#### Passage:

-- -- --

West Coast Hotel rides again.

Justice Roberts shrugged off the echoes of Lochner in a big way. He reads the Due Process clause as protecting the citizens only from rather direct violations of the Constitution, whereas the Constitution itself warns againt that narrow view. In the eighth ammendment it refers to other, not innumerated rights. The Court is not so cautious: forget about other rights.

Now Due Process only defends rights clearly stated in the Constitution, from governmental actions that are not supported by legislation or court ruling. This pretty much takes the wraps off the Congress and Administration to do anything they please as long as the exercise minimal caution in drafting.

One area of current interest is Church. Nowhere is it defined in the Constitution, although it is named somewhat vaguely. In American legal history, church, or faith, refers to the individual. So for instance the individual cannot be forced to violate his conscience under the First Amendment. So can she be forced to buy abortifacients? Yes, no problem. Huh? Nuying abortifacients is not against anyones conscience; it is using them that is. As long as Americans are not force to actually use abortifacients there is no protection in the Bill of Rights.

The Catholic Church has an entirely different definition of church, or faith. For us, the definition of our chirch is not individual, it is corporative. I am not a Catholic by virtue of all the clauses of the Baltimore Catechism I espouse. I am made a Catholic because I am a member (very jurior grade, and only occasionally at that) of the Communion of the Saints. To sort of adopt the Catechism as my personal rule is to do what it says. To belong to the Body of Christ is to do what Jesus says and to build my life in imitation of him.

Because of the legal doctrine of Proceedural Due Process, I have no platform from which to argue our definition of Faith. There is no need for and no legitimacy of any interpretation other than the rather Prostestant tradition in the matter.

Traditionally in Common Law there was a basis on which one could argue that some action of other was "Unjust" on the basis of broader or deeper standards of justice. So one could at least raise the argument that for us, Faith defines not only what we do in a given context, it defines how we live more broadly. Now that entire line of reasoning is out of court right from the start.

I see dark clouds in the future because our faith requires that the law be Just: Lex Malum Nullum Est. We are forbidden to submit to an unjust law; it is null on it face. Since the Surpreme Court is unable to consider any "foreign" assertion of right, however, I see a lot of Legis Mala on the horizon.

Posted by: Joel Clarke Gibbons | Jun 30, 2012 7:52:17 AM

Oops. Make that Lege Mala. Darn that genetive case! It's so possessive. Try to work around it over to the plural side of the ledger but it just grabs you and woo't let go.

-- -- --

#### Record excerpts:

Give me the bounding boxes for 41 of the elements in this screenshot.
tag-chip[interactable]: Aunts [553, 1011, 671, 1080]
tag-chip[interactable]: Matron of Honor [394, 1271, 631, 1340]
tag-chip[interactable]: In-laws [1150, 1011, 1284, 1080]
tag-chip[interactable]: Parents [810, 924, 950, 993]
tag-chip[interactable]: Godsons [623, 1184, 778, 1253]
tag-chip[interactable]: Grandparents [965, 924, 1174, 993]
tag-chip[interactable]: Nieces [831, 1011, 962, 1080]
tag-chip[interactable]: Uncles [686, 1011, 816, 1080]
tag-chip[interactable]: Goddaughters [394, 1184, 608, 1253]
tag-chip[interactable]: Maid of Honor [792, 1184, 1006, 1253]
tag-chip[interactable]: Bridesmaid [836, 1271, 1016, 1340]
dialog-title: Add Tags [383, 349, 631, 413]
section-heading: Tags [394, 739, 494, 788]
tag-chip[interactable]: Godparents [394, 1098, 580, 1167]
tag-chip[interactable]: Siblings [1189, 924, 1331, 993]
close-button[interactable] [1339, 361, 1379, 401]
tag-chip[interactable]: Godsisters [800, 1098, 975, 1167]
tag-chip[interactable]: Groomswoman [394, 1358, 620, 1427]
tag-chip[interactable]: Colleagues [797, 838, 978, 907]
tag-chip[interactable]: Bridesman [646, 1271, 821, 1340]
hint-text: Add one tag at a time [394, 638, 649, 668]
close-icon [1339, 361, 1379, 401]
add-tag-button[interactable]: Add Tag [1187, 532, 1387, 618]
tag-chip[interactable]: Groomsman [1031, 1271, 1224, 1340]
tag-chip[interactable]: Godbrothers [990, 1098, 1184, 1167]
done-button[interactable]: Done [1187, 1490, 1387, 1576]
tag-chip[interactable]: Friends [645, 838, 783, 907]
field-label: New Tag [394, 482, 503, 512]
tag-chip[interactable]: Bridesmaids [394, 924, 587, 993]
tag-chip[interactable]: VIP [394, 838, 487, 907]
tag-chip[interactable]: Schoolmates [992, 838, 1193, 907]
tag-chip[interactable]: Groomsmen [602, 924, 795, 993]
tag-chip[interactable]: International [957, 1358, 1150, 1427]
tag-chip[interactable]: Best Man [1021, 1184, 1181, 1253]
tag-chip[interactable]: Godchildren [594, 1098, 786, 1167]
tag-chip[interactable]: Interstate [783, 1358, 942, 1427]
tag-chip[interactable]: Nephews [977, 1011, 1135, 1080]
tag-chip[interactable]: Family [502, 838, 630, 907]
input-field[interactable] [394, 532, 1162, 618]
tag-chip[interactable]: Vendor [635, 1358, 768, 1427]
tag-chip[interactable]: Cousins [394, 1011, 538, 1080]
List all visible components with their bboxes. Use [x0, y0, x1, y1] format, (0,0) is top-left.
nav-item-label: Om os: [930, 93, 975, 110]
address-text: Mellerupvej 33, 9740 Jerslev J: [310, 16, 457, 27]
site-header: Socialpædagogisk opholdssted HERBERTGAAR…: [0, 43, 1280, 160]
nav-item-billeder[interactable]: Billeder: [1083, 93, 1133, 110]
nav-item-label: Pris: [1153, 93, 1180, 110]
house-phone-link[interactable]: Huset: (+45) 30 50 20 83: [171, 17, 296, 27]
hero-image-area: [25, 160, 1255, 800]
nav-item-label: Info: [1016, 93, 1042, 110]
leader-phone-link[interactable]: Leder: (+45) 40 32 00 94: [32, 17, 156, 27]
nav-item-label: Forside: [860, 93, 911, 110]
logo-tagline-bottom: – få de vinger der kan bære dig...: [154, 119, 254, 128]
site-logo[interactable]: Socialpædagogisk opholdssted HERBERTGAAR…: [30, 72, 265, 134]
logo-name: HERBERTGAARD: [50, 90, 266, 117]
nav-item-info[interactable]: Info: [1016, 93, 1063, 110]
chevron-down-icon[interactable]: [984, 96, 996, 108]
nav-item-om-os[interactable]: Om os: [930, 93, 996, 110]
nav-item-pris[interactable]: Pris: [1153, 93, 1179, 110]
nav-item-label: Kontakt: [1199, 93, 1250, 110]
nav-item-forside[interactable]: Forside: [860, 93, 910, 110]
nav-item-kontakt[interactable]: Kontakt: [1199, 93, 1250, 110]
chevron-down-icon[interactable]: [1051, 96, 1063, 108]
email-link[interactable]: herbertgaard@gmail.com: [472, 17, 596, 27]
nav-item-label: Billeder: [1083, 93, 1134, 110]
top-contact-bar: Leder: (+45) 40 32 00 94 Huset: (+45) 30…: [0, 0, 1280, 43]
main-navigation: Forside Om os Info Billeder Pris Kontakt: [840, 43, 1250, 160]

-- -- --

#### Written task A:
List every Latin phrase that appears in the comment.
#### Written task B:
Copy the comment word for word, between "West Coast Hotel" and "caution in drafting.", inclusive.
The records aren't needed for any of this.

#### Exercise result A:
Lex Malum Nullum Est
Legis Mala
Lege Mala

#### Exercise result B:
West Coast Hotel rides again.

Justice Roberts shrugged off the echoes of Lochner in a big way. He reads the Due Process clause as protecting the citizens only from rather direct violations of the Constitution, whereas the Constitution itself warns againt that narrow view. In the eighth ammendment it refers to other, not innumerated rights. The Court is not so cautious: forget about other rights.

Now Due Process only defends rights clearly stated in the Constitution, from governmental actions that are not supported by legislation or court ruling. This pretty much takes the wraps off the Congress and Administration to do anything they please as long as the exercise minimal caution in drafting.